Take each line that has the word "spent" and return it.

Dataset rows:
--- START ---
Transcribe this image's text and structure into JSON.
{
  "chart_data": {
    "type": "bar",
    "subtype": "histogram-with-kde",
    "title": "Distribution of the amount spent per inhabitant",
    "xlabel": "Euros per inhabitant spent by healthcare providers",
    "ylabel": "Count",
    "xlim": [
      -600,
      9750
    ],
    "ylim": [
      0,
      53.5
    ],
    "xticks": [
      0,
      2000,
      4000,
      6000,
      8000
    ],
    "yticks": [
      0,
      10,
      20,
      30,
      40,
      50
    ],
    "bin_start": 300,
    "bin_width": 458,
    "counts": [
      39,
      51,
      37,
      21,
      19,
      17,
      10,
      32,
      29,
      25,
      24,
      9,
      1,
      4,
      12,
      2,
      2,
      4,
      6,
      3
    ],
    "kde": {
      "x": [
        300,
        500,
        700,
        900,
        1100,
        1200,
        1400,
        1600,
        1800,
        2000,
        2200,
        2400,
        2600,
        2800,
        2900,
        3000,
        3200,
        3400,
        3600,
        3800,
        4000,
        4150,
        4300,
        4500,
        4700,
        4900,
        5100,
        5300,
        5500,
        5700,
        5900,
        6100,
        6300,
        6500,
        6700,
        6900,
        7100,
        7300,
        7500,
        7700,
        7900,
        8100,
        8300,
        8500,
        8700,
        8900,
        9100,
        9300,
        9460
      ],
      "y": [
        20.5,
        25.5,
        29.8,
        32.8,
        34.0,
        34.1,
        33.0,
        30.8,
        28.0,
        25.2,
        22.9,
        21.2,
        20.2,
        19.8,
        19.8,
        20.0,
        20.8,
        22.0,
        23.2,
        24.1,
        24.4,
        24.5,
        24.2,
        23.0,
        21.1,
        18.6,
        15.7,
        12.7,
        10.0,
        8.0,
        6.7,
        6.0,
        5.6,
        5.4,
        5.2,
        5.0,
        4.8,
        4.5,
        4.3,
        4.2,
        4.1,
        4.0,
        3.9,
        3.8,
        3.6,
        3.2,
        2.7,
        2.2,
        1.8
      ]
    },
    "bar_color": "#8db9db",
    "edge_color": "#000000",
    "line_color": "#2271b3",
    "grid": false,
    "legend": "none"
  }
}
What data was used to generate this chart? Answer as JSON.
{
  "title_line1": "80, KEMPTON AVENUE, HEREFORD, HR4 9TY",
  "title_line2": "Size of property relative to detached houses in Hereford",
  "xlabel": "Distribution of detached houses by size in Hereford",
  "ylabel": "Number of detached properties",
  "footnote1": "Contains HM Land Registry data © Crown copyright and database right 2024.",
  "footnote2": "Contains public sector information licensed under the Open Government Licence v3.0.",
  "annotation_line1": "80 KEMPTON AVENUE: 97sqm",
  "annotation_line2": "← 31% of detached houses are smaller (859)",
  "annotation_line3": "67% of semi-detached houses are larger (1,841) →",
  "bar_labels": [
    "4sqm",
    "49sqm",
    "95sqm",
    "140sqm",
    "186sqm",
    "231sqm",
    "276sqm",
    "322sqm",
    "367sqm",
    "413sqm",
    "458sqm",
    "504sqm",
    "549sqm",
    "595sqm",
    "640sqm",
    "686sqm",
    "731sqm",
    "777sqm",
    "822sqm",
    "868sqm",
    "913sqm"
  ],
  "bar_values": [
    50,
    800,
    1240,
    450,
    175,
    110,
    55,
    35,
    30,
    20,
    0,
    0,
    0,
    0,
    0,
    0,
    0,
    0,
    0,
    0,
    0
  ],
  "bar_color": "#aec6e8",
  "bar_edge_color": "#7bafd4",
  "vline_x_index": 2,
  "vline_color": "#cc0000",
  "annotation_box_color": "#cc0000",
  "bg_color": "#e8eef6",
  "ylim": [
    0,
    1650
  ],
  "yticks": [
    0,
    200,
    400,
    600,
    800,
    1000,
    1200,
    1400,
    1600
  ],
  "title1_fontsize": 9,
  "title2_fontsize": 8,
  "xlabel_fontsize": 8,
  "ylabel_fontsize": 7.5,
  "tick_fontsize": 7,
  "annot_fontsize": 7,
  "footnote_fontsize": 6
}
--- END ---
Solution to this problem:
    "title": "Distribution of the amount spent per inhabitant",
    "xlabel": "Euros per inhabitant spent by healthcare providers",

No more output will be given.